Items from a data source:

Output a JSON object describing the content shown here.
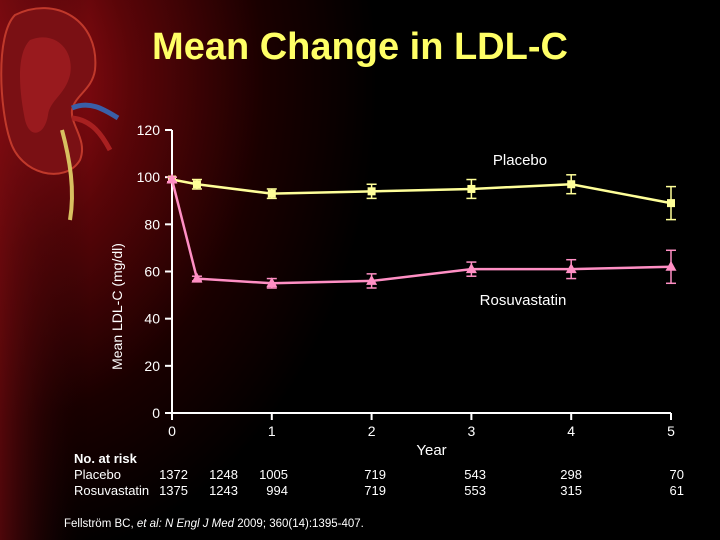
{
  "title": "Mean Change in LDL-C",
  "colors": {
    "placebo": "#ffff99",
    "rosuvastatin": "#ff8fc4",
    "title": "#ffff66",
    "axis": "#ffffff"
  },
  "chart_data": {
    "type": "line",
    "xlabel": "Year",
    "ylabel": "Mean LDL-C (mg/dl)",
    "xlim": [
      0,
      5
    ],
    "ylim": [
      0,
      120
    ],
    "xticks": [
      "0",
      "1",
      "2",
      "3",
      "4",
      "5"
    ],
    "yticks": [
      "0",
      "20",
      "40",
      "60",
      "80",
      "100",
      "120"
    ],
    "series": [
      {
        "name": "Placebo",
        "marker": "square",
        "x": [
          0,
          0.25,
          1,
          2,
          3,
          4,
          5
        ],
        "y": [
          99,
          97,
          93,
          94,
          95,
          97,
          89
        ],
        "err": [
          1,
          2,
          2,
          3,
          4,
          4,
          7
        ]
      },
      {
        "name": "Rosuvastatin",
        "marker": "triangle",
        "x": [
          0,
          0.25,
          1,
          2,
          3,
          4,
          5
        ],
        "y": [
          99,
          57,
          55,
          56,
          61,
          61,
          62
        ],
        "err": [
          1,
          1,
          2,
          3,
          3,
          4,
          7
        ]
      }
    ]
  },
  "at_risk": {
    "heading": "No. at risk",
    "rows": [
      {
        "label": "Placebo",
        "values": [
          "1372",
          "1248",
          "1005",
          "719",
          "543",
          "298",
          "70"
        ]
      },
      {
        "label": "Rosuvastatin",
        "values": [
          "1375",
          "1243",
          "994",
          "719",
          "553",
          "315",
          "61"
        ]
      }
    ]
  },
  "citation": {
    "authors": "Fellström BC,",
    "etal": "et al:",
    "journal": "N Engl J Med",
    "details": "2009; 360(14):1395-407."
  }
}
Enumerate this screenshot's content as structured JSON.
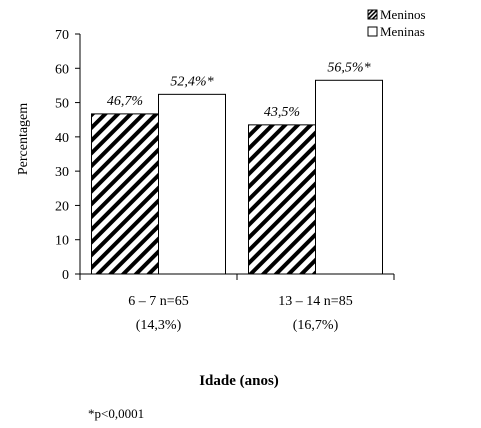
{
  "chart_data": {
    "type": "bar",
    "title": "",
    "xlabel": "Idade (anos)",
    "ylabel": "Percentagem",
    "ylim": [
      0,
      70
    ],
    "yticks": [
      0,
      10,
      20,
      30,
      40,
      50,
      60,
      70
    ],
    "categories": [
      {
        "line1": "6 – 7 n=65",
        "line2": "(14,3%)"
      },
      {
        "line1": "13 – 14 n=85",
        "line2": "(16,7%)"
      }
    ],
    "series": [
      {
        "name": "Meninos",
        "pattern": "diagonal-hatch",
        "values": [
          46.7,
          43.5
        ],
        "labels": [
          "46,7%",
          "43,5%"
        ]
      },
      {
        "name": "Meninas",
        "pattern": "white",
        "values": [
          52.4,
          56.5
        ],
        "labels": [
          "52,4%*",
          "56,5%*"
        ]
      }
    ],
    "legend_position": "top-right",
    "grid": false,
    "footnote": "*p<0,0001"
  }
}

TASK STATEMENT: Keep the pictures out of the copy and write out the data exactly as it stands.

OUTPUT:
Output a JSON object describing the content shown here.
{
  "title": "Mean Change in LDL-C",
  "colors": {
    "placebo": "#ffff99",
    "rosuvastatin": "#ff8fc4",
    "title": "#ffff66",
    "axis": "#ffffff"
  },
  "chart_data": {
    "type": "line",
    "xlabel": "Year",
    "ylabel": "Mean LDL-C (mg/dl)",
    "xlim": [
      0,
      5
    ],
    "ylim": [
      0,
      120
    ],
    "xticks": [
      "0",
      "1",
      "2",
      "3",
      "4",
      "5"
    ],
    "yticks": [
      "0",
      "20",
      "40",
      "60",
      "80",
      "100",
      "120"
    ],
    "series": [
      {
        "name": "Placebo",
        "marker": "square",
        "x": [
          0,
          0.25,
          1,
          2,
          3,
          4,
          5
        ],
        "y": [
          99,
          97,
          93,
          94,
          95,
          97,
          89
        ],
        "err": [
          1,
          2,
          2,
          3,
          4,
          4,
          7
        ]
      },
      {
        "name": "Rosuvastatin",
        "marker": "triangle",
        "x": [
          0,
          0.25,
          1,
          2,
          3,
          4,
          5
        ],
        "y": [
          99,
          57,
          55,
          56,
          61,
          61,
          62
        ],
        "err": [
          1,
          1,
          2,
          3,
          3,
          4,
          7
        ]
      }
    ]
  },
  "at_risk": {
    "heading": "No. at risk",
    "rows": [
      {
        "label": "Placebo",
        "values": [
          "1372",
          "1248",
          "1005",
          "719",
          "543",
          "298",
          "70"
        ]
      },
      {
        "label": "Rosuvastatin",
        "values": [
          "1375",
          "1243",
          "994",
          "719",
          "553",
          "315",
          "61"
        ]
      }
    ]
  },
  "citation": {
    "authors": "Fellström BC,",
    "etal": "et al:",
    "journal": "N Engl J Med",
    "details": "2009; 360(14):1395-407."
  }
}
Enumerate this screenshot's content as structured JSON.
{
  "chart_data": {
    "type": "bar",
    "title": "",
    "xlabel": "Idade (anos)",
    "ylabel": "Percentagem",
    "ylim": [
      0,
      70
    ],
    "yticks": [
      0,
      10,
      20,
      30,
      40,
      50,
      60,
      70
    ],
    "categories": [
      {
        "line1": "6 – 7 n=65",
        "line2": "(14,3%)"
      },
      {
        "line1": "13 – 14 n=85",
        "line2": "(16,7%)"
      }
    ],
    "series": [
      {
        "name": "Meninos",
        "pattern": "diagonal-hatch",
        "values": [
          46.7,
          43.5
        ],
        "labels": [
          "46,7%",
          "43,5%"
        ]
      },
      {
        "name": "Meninas",
        "pattern": "white",
        "values": [
          52.4,
          56.5
        ],
        "labels": [
          "52,4%*",
          "56,5%*"
        ]
      }
    ],
    "legend_position": "top-right",
    "grid": false,
    "footnote": "*p<0,0001"
  }
}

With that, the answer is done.